** Begin Materials provided **

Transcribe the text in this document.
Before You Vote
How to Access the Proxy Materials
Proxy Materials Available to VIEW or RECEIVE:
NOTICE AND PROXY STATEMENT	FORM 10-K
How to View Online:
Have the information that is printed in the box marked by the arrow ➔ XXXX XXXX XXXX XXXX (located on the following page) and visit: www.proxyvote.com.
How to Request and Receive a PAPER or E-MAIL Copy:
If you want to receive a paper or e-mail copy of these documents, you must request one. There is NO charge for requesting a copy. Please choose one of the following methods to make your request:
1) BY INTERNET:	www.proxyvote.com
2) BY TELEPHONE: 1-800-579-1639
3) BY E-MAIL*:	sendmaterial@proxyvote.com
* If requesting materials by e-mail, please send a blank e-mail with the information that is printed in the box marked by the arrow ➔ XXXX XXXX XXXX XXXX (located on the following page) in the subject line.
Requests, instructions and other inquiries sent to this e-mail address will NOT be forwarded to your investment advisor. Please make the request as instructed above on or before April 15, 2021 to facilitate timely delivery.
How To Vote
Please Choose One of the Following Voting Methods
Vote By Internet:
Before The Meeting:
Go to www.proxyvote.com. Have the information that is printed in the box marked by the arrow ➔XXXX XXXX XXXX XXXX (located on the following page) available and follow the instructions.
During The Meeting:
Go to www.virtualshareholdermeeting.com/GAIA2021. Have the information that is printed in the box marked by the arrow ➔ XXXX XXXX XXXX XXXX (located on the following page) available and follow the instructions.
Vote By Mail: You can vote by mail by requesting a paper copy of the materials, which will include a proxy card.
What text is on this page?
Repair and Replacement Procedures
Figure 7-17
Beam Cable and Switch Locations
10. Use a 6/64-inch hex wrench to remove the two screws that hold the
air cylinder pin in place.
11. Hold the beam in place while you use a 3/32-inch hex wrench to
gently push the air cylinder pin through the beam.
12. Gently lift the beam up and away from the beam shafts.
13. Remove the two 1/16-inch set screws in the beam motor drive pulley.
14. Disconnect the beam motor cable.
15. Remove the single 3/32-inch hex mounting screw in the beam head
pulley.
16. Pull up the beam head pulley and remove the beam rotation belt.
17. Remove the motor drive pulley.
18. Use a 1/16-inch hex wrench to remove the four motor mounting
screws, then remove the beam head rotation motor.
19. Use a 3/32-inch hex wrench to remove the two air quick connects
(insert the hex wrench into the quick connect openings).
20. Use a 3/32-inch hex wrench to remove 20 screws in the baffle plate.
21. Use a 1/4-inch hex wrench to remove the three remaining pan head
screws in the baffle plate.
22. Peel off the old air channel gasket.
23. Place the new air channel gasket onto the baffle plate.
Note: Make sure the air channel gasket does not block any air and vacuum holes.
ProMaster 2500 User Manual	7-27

** End Materials provided **

_What this task involves_
Set out the complete listing exactly as shown.

_Written response_
Transcribe the text in this document.
Before You Vote
How to Access the Proxy Materials
Proxy Materials Available to VIEW or RECEIVE:
NOTICE AND PROXY STATEMENT	FORM 10-K
How to View Online:
Have the information that is printed in the box marked by the arrow ➔ XXXX XXXX XXXX XXXX (located on the following page) and visit: www.proxyvote.com.
How to Request and Receive a PAPER or E-MAIL Copy:
If you want to receive a paper or e-mail copy of these documents, you must request one. There is NO charge for requesting a copy. Please choose one of the following methods to make your request:
1) BY INTERNET:	www.proxyvote.com
2) BY TELEPHONE: 1-800-579-1639
3) BY E-MAIL*:	sendmaterial@proxyvote.com
* If requesting materials by e-mail, please send a blank e-mail with the information that is printed in the box marked by the arrow ➔ XXXX XXXX XXXX XXXX (located on the following page) in the subject line.
Requests, instructions and other inquiries sent to this e-mail address will NOT be forwarded to your investment advisor. Please make the request as instructed above on or before April 15, 2021 to facilitate timely delivery.
How To Vote
Please Choose One of the Following Voting Methods
Vote By Internet:
Before The Meeting:
Go to www.proxyvote.com. Have the information that is printed in the box marked by the arrow ➔XXXX XXXX XXXX XXXX (located on the following page) available and follow the instructions.
During The Meeting:
Go to www.virtualshareholdermeeting.com/GAIA2021. Have the information that is printed in the box marked by the arrow ➔ XXXX XXXX XXXX XXXX (located on the following page) available and follow the instructions.
Vote By Mail: You can vote by mail by requesting a paper copy of the materials, which will include a proxy card.
What text is on this page?
Repair and Replacement Procedures
Figure 7-17
Beam Cable and Switch Locations
10. Use a 6/64-inch hex wrench to remove the two screws that hold the
air cylinder pin in place.
11. Hold the beam in place while you use a 3/32-inch hex wrench to
gently push the air cylinder pin through the beam.
12. Gently lift the beam up and away from the beam shafts.
13. Remove the two 1/16-inch set screws in the beam motor drive pulley.
14. Disconnect the beam motor cable.
15. Remove the single 3/32-inch hex mounting screw in the beam head
pulley.
16. Pull up the beam head pulley and remove the beam rotation belt.
17. Remove the motor drive pulley.
18. Use a 1/16-inch hex wrench to remove the four motor mounting
screws, then remove the beam head rotation motor.
19. Use a 3/32-inch hex wrench to remove the two air quick connects
(insert the hex wrench into the quick connect openings).
20. Use a 3/32-inch hex wrench to remove 20 screws in the baffle plate.
21. Use a 1/4-inch hex wrench to remove the three remaining pan head
screws in the baffle plate.
22. Peel off the old air channel gasket.
23. Place the new air channel gasket onto the baffle plate.
Note: Make sure the air channel gasket does not block any air and vacuum holes.
ProMaster 2500 User Manual	7-27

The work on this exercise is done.